— Given records —
____
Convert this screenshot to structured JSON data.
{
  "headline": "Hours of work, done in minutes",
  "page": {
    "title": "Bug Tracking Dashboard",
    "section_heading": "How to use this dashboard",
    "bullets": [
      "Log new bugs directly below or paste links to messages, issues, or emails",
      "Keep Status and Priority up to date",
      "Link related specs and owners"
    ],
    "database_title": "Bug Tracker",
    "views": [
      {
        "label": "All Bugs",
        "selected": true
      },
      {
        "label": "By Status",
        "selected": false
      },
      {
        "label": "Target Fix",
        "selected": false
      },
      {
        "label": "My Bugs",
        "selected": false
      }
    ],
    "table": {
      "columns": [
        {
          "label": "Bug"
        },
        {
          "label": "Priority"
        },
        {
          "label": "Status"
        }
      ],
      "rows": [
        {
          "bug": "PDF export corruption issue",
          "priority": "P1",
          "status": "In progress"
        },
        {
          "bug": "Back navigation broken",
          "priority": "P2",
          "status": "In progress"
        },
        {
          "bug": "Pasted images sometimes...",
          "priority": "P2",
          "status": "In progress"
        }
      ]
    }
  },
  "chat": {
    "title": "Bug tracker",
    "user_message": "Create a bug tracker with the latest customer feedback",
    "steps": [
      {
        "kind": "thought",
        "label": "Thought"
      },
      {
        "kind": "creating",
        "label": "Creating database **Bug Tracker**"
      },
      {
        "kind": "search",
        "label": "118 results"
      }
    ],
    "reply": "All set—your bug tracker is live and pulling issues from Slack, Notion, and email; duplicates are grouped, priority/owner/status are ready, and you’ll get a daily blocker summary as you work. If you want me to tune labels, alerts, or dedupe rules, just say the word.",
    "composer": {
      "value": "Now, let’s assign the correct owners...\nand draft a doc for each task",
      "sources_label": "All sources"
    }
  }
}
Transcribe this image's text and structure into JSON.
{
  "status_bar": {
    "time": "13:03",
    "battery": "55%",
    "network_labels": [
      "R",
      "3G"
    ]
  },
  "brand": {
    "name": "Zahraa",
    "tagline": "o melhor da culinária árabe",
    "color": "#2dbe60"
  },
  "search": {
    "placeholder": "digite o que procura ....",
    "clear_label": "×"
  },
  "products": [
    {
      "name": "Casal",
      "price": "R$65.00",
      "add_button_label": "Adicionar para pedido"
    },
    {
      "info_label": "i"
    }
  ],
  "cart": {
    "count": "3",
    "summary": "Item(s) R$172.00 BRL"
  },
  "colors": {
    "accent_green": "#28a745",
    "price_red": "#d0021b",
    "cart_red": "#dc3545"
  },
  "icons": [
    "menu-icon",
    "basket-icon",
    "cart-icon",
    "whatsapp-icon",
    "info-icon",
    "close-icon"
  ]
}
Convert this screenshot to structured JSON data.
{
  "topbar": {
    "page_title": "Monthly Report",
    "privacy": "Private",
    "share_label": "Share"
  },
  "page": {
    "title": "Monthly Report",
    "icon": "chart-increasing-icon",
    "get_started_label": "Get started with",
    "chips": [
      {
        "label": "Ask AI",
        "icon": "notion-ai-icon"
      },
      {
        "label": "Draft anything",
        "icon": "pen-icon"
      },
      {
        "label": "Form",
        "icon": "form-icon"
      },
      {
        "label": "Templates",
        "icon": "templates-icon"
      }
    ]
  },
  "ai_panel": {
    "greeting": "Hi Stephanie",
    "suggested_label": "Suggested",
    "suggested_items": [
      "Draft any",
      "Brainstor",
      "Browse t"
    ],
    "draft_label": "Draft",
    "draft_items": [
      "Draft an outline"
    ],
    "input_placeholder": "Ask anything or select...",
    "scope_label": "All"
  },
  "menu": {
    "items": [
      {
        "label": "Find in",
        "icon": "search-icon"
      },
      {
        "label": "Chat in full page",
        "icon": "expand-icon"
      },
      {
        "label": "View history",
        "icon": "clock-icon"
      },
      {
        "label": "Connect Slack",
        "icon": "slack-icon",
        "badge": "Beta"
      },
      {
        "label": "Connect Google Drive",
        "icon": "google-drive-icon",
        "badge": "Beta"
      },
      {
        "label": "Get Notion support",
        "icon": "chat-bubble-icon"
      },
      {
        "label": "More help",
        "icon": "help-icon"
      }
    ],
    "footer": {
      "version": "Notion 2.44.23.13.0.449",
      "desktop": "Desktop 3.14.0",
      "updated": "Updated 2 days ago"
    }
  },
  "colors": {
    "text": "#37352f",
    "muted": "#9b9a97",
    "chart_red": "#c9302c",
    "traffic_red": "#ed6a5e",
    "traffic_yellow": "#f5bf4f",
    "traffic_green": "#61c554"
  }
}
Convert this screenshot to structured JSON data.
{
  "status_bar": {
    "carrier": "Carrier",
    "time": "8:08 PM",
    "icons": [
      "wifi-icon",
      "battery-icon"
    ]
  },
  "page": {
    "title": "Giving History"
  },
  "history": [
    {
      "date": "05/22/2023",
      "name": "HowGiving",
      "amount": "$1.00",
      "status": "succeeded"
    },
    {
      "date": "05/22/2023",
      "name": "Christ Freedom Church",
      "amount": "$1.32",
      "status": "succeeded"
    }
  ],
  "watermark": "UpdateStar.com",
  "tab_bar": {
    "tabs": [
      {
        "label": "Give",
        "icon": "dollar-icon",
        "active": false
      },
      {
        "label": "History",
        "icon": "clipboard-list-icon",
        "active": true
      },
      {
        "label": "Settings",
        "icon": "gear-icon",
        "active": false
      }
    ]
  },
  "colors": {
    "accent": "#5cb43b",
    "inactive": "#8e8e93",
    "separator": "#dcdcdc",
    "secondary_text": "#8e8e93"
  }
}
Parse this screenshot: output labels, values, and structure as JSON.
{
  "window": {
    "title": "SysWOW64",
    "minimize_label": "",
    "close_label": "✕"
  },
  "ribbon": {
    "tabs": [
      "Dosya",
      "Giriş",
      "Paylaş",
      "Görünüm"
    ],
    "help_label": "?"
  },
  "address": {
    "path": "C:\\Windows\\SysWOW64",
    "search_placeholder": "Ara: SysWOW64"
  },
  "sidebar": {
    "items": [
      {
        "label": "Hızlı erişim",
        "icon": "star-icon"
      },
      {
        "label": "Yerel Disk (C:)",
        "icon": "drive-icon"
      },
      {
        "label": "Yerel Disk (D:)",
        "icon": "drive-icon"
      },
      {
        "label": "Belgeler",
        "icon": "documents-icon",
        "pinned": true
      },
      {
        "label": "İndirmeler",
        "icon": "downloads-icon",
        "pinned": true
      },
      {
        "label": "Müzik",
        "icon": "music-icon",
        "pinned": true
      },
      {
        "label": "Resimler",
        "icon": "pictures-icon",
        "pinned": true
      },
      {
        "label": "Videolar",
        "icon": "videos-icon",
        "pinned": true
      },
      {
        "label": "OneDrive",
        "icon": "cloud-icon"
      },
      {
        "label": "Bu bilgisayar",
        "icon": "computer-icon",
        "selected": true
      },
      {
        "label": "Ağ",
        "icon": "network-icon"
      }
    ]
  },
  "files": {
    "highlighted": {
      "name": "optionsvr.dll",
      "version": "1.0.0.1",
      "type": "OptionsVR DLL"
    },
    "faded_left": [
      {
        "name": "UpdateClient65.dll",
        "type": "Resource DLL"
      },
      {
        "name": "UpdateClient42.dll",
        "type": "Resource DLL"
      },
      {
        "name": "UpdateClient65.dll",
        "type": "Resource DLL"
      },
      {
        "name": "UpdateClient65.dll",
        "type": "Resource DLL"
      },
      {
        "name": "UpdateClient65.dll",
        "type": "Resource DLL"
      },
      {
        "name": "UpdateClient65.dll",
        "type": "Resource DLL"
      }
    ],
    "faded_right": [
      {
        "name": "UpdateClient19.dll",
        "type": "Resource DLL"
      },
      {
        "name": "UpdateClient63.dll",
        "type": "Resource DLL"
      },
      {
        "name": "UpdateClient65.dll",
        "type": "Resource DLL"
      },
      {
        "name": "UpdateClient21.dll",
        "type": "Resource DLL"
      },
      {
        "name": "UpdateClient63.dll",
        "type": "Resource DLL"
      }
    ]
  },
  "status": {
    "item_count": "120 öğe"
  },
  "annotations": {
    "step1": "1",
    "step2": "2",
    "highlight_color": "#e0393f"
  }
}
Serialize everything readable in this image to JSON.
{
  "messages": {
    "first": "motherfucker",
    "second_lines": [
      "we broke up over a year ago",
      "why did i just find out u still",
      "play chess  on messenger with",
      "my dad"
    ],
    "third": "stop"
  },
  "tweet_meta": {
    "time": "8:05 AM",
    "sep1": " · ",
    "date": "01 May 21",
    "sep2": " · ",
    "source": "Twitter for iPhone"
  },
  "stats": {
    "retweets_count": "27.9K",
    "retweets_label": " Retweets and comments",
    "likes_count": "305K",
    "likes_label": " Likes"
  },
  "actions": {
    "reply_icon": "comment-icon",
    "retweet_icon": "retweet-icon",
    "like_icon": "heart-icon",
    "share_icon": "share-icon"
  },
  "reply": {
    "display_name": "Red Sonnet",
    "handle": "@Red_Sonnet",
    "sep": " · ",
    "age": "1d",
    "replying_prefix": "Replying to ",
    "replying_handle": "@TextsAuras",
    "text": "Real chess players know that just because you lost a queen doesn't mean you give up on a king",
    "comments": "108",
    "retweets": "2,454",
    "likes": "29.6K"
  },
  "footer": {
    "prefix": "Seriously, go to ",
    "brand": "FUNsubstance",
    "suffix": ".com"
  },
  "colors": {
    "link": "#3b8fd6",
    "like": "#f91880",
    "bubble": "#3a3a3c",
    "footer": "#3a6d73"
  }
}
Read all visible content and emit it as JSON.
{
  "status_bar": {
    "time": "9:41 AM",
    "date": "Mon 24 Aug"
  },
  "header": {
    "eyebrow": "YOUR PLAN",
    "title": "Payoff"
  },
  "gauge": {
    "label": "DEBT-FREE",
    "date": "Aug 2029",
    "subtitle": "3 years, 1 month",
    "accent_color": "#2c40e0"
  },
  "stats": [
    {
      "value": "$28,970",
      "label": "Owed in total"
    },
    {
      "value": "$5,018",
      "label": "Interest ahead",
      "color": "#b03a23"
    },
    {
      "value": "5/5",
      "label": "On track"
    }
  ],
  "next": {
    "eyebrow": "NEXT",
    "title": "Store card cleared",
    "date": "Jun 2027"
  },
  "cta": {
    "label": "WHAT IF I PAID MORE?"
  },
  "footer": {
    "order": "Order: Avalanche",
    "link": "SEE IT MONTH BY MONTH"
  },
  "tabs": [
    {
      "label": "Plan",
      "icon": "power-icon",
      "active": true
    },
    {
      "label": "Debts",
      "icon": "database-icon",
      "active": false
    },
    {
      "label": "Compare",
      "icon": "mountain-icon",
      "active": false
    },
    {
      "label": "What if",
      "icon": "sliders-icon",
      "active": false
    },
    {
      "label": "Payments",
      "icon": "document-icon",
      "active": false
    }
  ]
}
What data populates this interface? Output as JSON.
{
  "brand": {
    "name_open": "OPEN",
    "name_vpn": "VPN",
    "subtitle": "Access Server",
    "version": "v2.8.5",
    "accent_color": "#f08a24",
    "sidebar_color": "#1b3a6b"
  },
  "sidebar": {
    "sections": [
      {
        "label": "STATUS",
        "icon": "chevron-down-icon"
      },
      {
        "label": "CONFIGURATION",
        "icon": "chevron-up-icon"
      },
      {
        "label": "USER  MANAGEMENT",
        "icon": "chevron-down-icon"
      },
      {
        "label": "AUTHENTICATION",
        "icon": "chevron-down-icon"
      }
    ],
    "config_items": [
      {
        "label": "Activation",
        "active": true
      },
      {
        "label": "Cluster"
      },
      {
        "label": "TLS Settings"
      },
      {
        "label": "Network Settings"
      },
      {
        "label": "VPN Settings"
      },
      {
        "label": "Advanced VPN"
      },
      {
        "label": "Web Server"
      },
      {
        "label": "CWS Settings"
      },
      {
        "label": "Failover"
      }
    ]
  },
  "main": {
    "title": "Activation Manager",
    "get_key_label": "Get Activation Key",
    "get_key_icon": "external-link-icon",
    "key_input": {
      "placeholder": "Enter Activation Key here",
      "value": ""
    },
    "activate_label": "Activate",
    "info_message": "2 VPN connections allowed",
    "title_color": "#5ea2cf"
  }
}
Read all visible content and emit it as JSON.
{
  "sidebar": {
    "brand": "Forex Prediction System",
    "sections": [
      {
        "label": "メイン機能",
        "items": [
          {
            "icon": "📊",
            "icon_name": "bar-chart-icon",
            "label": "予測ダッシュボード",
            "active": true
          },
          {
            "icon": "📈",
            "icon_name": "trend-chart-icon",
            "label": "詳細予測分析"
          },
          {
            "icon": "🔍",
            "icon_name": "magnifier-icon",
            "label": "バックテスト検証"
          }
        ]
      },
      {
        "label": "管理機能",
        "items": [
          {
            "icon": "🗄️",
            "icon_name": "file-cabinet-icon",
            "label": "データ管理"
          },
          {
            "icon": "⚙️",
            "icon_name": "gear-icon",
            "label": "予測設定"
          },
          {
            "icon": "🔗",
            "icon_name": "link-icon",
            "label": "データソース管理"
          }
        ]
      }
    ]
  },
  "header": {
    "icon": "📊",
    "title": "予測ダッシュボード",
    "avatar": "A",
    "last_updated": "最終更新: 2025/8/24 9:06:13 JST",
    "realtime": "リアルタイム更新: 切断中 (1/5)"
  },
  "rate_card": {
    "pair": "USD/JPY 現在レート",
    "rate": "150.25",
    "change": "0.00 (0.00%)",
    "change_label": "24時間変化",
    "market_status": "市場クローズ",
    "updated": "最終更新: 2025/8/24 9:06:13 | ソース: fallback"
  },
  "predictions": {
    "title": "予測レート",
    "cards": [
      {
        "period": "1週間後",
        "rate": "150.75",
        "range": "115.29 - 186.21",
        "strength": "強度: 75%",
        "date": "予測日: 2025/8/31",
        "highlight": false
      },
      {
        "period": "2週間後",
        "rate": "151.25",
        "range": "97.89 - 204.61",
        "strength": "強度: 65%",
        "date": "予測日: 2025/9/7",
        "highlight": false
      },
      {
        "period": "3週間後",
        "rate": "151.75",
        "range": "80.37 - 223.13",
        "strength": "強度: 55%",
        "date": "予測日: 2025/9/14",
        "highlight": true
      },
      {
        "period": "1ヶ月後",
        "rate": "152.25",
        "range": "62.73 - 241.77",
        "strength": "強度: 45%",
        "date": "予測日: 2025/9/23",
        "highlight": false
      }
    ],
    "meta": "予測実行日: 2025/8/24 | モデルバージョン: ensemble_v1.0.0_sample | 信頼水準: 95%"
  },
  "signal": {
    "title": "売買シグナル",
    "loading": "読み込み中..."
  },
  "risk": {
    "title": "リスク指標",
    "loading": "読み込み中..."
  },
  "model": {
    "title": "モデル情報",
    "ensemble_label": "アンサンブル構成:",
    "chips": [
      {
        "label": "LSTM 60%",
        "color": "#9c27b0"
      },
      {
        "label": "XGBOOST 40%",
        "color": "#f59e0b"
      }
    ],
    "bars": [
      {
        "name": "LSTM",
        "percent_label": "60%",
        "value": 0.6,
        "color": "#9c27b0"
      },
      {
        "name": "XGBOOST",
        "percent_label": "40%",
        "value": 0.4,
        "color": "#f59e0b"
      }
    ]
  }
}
____
— Problem to solve —
Among the lines of the data above, determine how many contain the word "brand". Report the number alone.

— Answer in full —
4